GIVEN INSTRUCTION 1 → Rewrite the records below, changing each "section-heading" to "heading" and keeping everything else unchanged.

Monday, September 9, 2013

Visit from Dad - No Doubt

20 years ago today 9-9-13, my dad was called to heaven.  I always remember this day and honor my dad with thoughts of love, admiration and pride.  I was so lucky to have had him for the 24 years of my life.

I don't go around with my head down and sad with grief,  I smile a smile pure from my heart because I have memories to cherish, a life to celebrate and a knowing that he's not really gone.

There are signs everywhere, all the time, always reminding me.......

TODAY  I received an extra special sign, but it was more than just seeing it - I FELT it!  I felt my father's presence.  It's hard to explain unless you've experienced it, it kind of takes your breath away for a moment and you feel extra extra special and nothing else matters in those moments.  You feel like you've been given a kiss from an angel, a gift of love from above.  It's magical, a kind of divine feeling.  A rush of pure love.

The first sign I captured today before noon walking in NYC on 15th Street heading towards Union Square - a large beautiful white feather right in my path:

That would have been enough for me today, but that wasn't going to be it......

Another sign happened on my train ride home as I'm relaxing in relief that the craziness of today was over a random song started playing on Pandora that made me look at my iPhone to see what it was - it was then that my eyes burst open with amazement and my eyes began to well up with tears.... A song called "You and Me" from the album Family Tree  was playing - with pictures of both a red bird and a blue bird in a tree.....
It was a sign - my dad was with me.  Then all of a sudden the song ended with the words..."I'm so proud of You!"

DATA IN THIS EXERCISE →
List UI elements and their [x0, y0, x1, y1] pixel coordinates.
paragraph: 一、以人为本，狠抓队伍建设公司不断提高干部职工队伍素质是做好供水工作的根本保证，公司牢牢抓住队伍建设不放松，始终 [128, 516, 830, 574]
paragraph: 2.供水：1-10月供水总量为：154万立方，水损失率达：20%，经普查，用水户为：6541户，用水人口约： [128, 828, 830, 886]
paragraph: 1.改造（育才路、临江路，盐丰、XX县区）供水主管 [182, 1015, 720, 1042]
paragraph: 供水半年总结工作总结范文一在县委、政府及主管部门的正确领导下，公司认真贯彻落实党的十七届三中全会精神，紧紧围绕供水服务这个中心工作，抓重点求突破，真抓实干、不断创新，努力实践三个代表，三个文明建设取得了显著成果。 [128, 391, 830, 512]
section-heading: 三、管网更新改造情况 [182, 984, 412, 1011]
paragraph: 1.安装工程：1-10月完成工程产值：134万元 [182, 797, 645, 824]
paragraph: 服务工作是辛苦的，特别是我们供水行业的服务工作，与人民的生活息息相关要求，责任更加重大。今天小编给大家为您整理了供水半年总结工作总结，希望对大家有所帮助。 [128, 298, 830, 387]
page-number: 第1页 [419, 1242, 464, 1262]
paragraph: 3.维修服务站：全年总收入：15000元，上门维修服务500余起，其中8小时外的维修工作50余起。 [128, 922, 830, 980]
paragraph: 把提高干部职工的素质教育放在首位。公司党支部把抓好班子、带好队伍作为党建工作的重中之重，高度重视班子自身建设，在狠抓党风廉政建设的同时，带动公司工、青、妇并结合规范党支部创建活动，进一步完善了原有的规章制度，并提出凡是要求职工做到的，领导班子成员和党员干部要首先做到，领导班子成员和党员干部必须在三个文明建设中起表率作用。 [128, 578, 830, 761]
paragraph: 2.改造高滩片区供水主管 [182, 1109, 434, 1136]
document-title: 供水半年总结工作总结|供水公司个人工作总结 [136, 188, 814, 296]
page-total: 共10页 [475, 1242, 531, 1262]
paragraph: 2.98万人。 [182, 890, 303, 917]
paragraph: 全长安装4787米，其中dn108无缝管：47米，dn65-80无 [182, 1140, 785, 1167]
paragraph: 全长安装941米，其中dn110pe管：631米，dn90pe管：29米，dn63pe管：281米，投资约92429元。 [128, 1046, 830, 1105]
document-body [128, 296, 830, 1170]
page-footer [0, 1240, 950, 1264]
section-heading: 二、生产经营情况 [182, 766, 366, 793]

GIVEN INSTRUCTION 2 → Copy the post about signs from Dad above word for word, from "There are signs" to "of pure love.".

PROBLEM SOLUTION 1 →
List UI elements and their [x0, y0, x1, y1] pixel coordinates.
paragraph: 一、以人为本，狠抓队伍建设公司不断提高干部职工队伍素质是做好供水工作的根本保证，公司牢牢抓住队伍建设不放松，始终 [128, 516, 830, 574]
paragraph: 2.供水：1-10月供水总量为：154万立方，水损失率达：20%，经普查，用水户为：6541户，用水人口约： [128, 828, 830, 886]
paragraph: 1.改造（育才路、临江路，盐丰、XX县区）供水主管 [182, 1015, 720, 1042]
paragraph: 供水半年总结工作总结范文一在县委、政府及主管部门的正确领导下，公司认真贯彻落实党的十七届三中全会精神，紧紧围绕供水服务这个中心工作，抓重点求突破，真抓实干、不断创新，努力实践三个代表，三个文明建设取得了显著成果。 [128, 391, 830, 512]
heading: 三、管网更新改造情况 [182, 984, 412, 1011]
paragraph: 1.安装工程：1-10月完成工程产值：134万元 [182, 797, 645, 824]
paragraph: 服务工作是辛苦的，特别是我们供水行业的服务工作，与人民的生活息息相关要求，责任更加重大。今天小编给大家为您整理了供水半年总结工作总结，希望对大家有所帮助。 [128, 298, 830, 387]
page-number: 第1页 [419, 1242, 464, 1262]
paragraph: 3.维修服务站：全年总收入：15000元，上门维修服务500余起，其中8小时外的维修工作50余起。 [128, 922, 830, 980]
paragraph: 把提高干部职工的素质教育放在首位。公司党支部把抓好班子、带好队伍作为党建工作的重中之重，高度重视班子自身建设，在狠抓党风廉政建设的同时，带动公司工、青、妇并结合规范党支部创建活动，进一步完善了原有的规章制度，并提出凡是要求职工做到的，领导班子成员和党员干部要首先做到，领导班子成员和党员干部必须在三个文明建设中起表率作用。 [128, 578, 830, 761]
paragraph: 2.改造高滩片区供水主管 [182, 1109, 434, 1136]
document-title: 供水半年总结工作总结|供水公司个人工作总结 [136, 188, 814, 296]
page-total: 共10页 [475, 1242, 531, 1262]
paragraph: 2.98万人。 [182, 890, 303, 917]
paragraph: 全长安装4787米，其中dn108无缝管：47米，dn65-80无 [182, 1140, 785, 1167]
paragraph: 全长安装941米，其中dn110pe管：631米，dn90pe管：29米，dn63pe管：281米，投资约92429元。 [128, 1046, 830, 1105]
document-body [128, 296, 830, 1170]
page-footer [0, 1240, 950, 1264]
heading: 二、生产经营情况 [182, 766, 366, 793]

PROBLEM SOLUTION 2 →
There are signs everywhere, all the time, always reminding me.......

TODAY  I received an extra special sign, but it was more than just seeing it - I FELT it!  I felt my father's presence.  It's hard to explain unless you've experienced it, it kind of takes your breath away for a moment and you feel extra extra special and nothing else matters in those moments.  You feel like you've been given a kiss from an angel, a gift of love from above.  It's magical, a kind of divine feeling.  A rush of pure love.